#### [Data for processing]
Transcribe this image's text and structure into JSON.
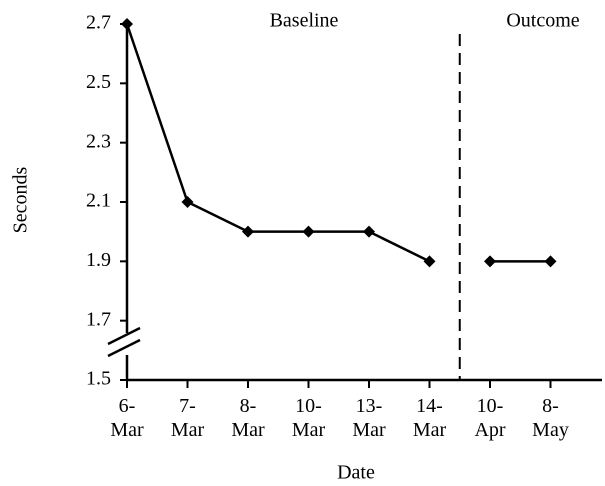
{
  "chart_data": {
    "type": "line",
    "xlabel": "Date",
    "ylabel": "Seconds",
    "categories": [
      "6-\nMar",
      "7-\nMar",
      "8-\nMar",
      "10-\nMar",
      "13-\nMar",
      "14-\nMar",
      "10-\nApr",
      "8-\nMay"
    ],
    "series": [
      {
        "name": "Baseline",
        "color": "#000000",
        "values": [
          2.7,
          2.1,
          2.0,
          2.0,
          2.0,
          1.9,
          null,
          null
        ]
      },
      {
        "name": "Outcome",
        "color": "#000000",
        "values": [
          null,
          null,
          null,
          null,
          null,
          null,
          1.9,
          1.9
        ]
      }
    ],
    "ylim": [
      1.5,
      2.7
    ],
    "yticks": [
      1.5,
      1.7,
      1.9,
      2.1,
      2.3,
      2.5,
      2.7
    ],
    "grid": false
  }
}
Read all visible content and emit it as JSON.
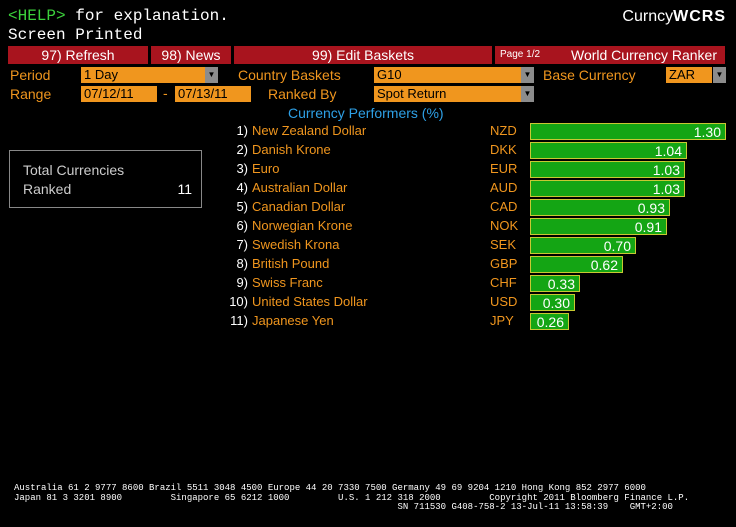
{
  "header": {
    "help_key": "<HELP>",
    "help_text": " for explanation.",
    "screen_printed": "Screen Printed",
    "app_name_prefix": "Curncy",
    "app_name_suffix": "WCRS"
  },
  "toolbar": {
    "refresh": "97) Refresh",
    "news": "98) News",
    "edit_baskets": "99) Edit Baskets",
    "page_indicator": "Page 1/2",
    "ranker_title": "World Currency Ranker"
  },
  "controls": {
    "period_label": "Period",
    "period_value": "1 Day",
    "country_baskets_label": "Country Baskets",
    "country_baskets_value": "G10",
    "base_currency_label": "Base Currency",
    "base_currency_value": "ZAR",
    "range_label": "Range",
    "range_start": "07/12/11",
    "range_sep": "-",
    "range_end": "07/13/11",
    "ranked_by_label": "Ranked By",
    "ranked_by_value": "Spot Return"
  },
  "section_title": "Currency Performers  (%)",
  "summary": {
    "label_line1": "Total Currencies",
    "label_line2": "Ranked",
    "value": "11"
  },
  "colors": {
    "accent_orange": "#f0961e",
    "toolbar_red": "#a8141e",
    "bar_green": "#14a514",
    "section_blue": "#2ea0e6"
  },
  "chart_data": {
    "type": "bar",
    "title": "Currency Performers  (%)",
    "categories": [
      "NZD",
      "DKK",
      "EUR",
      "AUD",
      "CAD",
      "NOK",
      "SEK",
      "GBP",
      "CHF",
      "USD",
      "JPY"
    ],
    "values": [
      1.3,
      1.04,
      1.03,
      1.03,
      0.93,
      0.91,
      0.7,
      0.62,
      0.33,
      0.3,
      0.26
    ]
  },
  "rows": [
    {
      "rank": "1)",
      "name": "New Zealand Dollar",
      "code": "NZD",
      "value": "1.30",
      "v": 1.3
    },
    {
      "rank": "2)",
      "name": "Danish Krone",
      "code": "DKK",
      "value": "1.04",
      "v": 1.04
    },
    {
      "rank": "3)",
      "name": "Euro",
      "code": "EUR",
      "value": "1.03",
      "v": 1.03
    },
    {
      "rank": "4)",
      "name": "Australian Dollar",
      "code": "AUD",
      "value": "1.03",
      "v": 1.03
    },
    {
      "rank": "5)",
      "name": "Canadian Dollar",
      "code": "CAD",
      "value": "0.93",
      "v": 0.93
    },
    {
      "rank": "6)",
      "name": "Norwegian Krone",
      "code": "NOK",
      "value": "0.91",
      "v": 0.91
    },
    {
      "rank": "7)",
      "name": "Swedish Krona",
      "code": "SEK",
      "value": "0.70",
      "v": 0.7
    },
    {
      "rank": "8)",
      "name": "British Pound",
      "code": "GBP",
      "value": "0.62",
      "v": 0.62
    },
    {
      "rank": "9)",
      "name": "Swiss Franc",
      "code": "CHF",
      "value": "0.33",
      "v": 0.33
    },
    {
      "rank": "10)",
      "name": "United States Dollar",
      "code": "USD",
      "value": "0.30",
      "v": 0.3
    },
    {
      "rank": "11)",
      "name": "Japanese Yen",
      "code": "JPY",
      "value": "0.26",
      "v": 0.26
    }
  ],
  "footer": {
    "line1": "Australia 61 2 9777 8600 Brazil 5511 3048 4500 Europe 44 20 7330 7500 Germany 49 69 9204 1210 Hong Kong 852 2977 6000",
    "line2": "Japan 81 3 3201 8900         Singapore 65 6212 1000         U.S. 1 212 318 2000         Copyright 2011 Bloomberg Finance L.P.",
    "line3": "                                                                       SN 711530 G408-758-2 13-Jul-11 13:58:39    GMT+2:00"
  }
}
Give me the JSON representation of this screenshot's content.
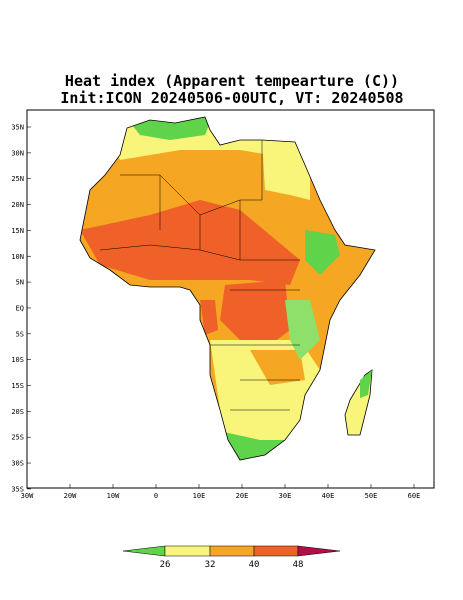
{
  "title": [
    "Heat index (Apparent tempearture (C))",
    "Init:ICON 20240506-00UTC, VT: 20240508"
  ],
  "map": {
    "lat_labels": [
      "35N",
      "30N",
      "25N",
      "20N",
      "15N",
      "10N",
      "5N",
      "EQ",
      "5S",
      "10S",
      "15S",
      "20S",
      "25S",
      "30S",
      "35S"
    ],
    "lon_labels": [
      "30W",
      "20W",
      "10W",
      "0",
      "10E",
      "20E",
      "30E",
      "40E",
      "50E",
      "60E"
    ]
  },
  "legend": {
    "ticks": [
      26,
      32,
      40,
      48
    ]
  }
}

--

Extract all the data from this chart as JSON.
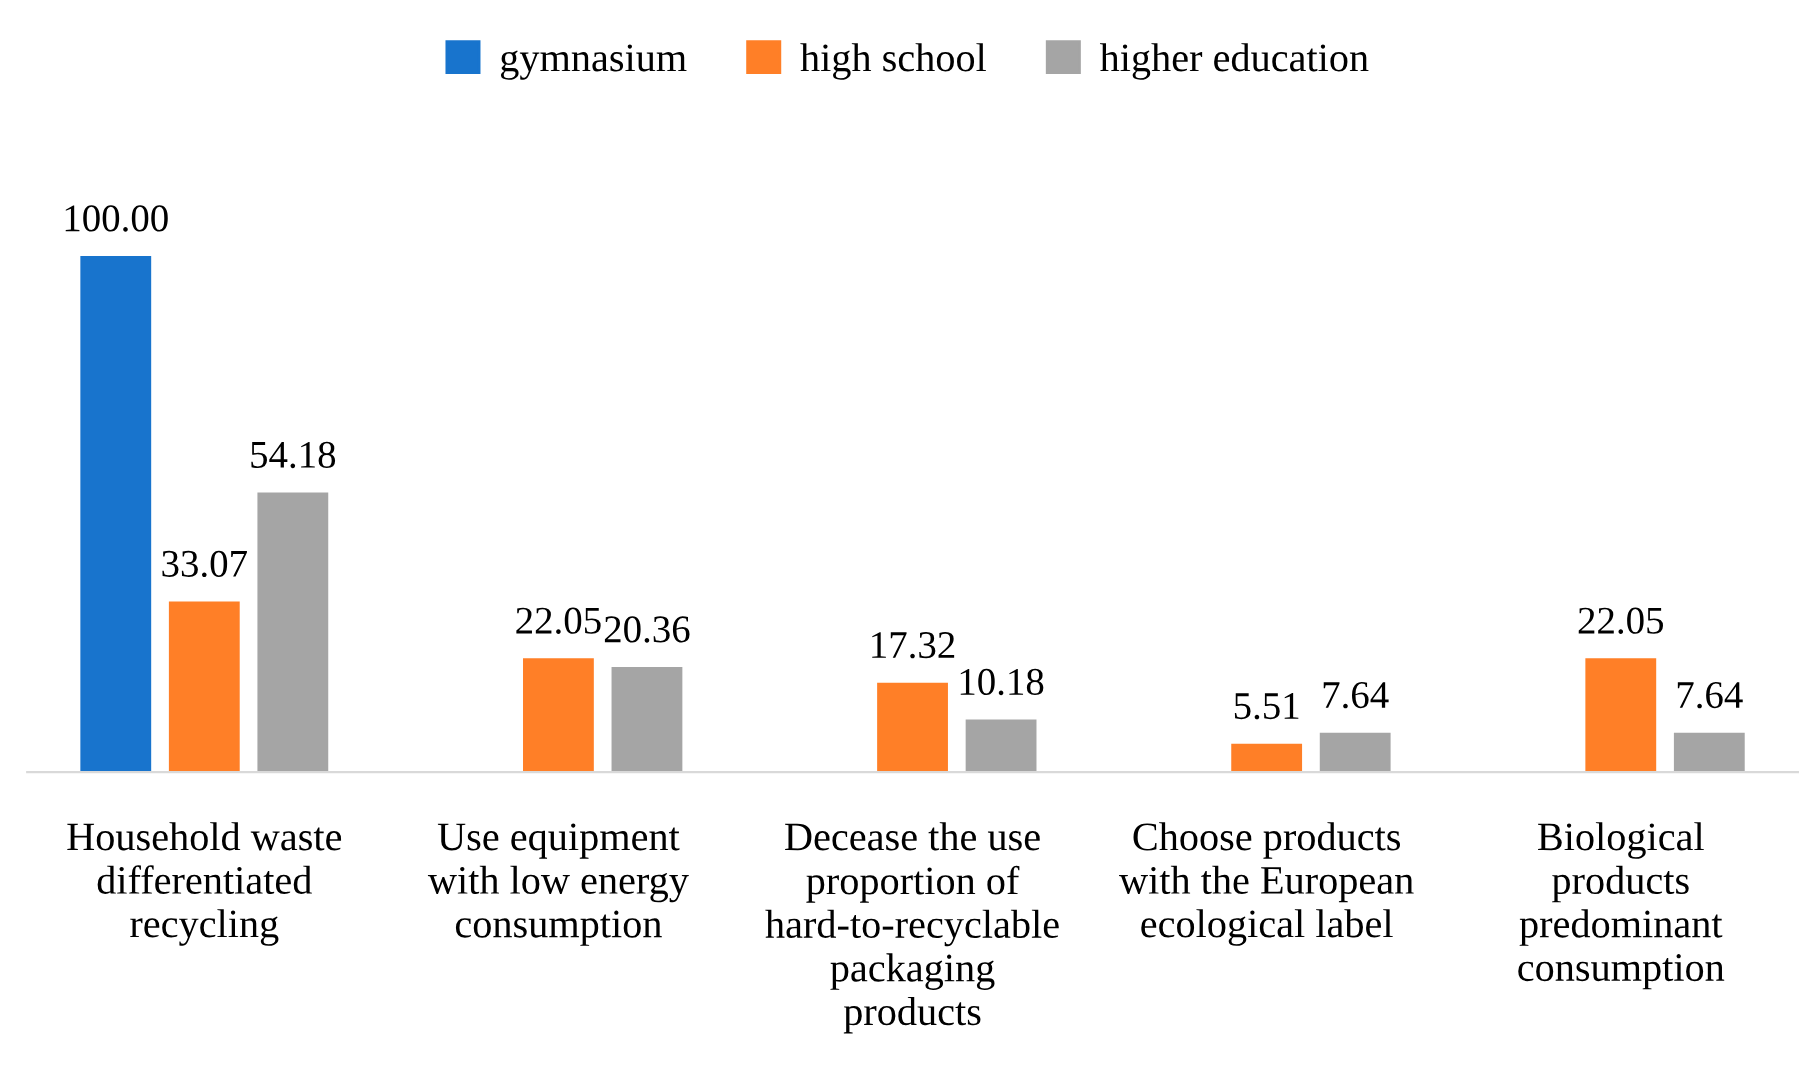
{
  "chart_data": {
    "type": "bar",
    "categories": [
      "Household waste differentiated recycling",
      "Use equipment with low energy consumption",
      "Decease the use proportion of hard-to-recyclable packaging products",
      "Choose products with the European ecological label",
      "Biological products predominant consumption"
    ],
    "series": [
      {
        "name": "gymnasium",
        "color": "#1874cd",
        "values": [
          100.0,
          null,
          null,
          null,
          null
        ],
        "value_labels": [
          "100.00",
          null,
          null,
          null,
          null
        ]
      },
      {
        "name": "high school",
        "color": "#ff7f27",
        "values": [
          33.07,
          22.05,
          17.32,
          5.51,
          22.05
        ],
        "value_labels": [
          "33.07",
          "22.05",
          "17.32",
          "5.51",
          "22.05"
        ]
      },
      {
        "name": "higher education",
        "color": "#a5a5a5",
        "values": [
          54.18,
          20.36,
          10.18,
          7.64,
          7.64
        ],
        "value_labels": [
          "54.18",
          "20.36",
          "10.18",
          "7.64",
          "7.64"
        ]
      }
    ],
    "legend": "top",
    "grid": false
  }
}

#### [Task details]
Determine the number of lines where the string "JSON" occurs, and give that number only.

#### [Task output]
4